**WRITTEN PROBLEM:** Reproduce the listing below line for line, with no changes at all.

**EXCERPTED RECORDS:**
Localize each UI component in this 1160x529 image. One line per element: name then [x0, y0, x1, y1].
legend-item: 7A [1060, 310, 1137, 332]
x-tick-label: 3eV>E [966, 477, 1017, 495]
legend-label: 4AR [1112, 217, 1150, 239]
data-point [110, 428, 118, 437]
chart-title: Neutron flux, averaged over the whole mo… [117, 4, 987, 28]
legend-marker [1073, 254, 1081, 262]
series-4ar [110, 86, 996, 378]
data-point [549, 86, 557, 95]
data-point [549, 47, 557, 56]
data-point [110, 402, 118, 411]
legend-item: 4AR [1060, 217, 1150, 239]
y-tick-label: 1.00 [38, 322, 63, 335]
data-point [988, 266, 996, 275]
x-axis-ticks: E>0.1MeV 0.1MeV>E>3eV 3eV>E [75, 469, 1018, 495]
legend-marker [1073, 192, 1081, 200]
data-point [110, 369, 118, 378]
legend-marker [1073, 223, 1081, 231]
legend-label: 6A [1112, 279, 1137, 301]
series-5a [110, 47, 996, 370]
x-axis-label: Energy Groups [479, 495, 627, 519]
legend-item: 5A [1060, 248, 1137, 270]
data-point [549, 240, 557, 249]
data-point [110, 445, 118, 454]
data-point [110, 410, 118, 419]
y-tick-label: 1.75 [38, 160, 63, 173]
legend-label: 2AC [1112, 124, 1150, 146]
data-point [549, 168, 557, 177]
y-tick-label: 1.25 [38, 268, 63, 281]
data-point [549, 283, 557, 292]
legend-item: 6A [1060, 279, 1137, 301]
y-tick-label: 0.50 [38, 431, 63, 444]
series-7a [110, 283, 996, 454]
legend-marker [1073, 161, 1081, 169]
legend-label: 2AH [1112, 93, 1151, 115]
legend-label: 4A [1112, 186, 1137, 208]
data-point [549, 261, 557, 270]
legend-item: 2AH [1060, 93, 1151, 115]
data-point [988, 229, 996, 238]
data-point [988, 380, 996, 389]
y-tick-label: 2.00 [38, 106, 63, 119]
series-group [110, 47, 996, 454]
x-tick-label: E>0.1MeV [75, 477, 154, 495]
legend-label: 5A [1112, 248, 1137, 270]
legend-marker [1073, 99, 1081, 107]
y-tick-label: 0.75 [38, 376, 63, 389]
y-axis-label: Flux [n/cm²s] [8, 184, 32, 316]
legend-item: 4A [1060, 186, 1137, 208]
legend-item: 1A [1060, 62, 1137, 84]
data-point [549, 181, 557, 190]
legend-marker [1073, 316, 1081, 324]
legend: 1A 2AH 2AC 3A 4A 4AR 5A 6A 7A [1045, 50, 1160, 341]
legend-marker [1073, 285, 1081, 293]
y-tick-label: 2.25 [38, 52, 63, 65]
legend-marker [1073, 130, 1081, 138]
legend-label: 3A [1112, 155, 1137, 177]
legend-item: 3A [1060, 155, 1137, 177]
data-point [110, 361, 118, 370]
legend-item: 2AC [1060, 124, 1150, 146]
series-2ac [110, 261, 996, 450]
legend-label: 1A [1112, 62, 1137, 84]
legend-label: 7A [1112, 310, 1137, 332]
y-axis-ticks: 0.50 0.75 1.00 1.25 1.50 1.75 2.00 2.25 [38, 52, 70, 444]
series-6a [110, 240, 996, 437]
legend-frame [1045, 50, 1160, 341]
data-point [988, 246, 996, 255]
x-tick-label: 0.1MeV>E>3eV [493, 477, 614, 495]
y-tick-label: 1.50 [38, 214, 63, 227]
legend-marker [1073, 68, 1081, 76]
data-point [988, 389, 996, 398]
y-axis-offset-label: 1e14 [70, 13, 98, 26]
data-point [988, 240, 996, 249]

**FINAL RESULT:**
Localize each UI component in this 1160x529 image. One line per element: name then [x0, y0, x1, y1].
legend-item: 7A [1060, 310, 1137, 332]
x-tick-label: 3eV>E [966, 477, 1017, 495]
legend-label: 4AR [1112, 217, 1150, 239]
data-point [110, 428, 118, 437]
chart-title: Neutron flux, averaged over the whole mo… [117, 4, 987, 28]
legend-marker [1073, 254, 1081, 262]
series-4ar [110, 86, 996, 378]
data-point [549, 86, 557, 95]
data-point [549, 47, 557, 56]
data-point [110, 402, 118, 411]
legend-item: 4AR [1060, 217, 1150, 239]
y-tick-label: 1.00 [38, 322, 63, 335]
data-point [988, 266, 996, 275]
x-axis-ticks: E>0.1MeV 0.1MeV>E>3eV 3eV>E [75, 469, 1018, 495]
legend-marker [1073, 192, 1081, 200]
data-point [110, 369, 118, 378]
legend-marker [1073, 223, 1081, 231]
legend-label: 6A [1112, 279, 1137, 301]
series-5a [110, 47, 996, 370]
x-axis-label: Energy Groups [479, 495, 627, 519]
legend-item: 5A [1060, 248, 1137, 270]
data-point [549, 240, 557, 249]
data-point [110, 445, 118, 454]
data-point [110, 410, 118, 419]
y-tick-label: 1.75 [38, 160, 63, 173]
legend-label: 2AC [1112, 124, 1150, 146]
data-point [549, 168, 557, 177]
y-tick-label: 1.25 [38, 268, 63, 281]
data-point [549, 283, 557, 292]
legend-item: 6A [1060, 279, 1137, 301]
y-tick-label: 0.50 [38, 431, 63, 444]
series-7a [110, 283, 996, 454]
legend-marker [1073, 161, 1081, 169]
legend-label: 2AH [1112, 93, 1151, 115]
legend-label: 4A [1112, 186, 1137, 208]
data-point [549, 261, 557, 270]
legend-item: 2AH [1060, 93, 1151, 115]
data-point [988, 229, 996, 238]
data-point [988, 380, 996, 389]
y-tick-label: 2.00 [38, 106, 63, 119]
series-group [110, 47, 996, 454]
x-tick-label: E>0.1MeV [75, 477, 154, 495]
legend-label: 5A [1112, 248, 1137, 270]
legend-marker [1073, 99, 1081, 107]
y-tick-label: 0.75 [38, 376, 63, 389]
y-axis-label: Flux [n/cm²s] [8, 184, 32, 316]
legend-item: 4A [1060, 186, 1137, 208]
legend-item: 1A [1060, 62, 1137, 84]
data-point [549, 181, 557, 190]
legend-marker [1073, 316, 1081, 324]
legend: 1A 2AH 2AC 3A 4A 4AR 5A 6A 7A [1045, 50, 1160, 341]
legend-marker [1073, 285, 1081, 293]
y-tick-label: 2.25 [38, 52, 63, 65]
legend-marker [1073, 130, 1081, 138]
legend-label: 3A [1112, 155, 1137, 177]
legend-item: 3A [1060, 155, 1137, 177]
data-point [110, 361, 118, 370]
legend-item: 2AC [1060, 124, 1150, 146]
series-2ac [110, 261, 996, 450]
legend-label: 1A [1112, 62, 1137, 84]
legend-label: 7A [1112, 310, 1137, 332]
y-axis-ticks: 0.50 0.75 1.00 1.25 1.50 1.75 2.00 2.25 [38, 52, 70, 444]
series-6a [110, 240, 996, 437]
legend-frame [1045, 50, 1160, 341]
data-point [988, 246, 996, 255]
x-tick-label: 0.1MeV>E>3eV [493, 477, 614, 495]
y-tick-label: 1.50 [38, 214, 63, 227]
legend-marker [1073, 68, 1081, 76]
data-point [988, 389, 996, 398]
y-axis-offset-label: 1e14 [70, 13, 98, 26]
data-point [988, 240, 996, 249]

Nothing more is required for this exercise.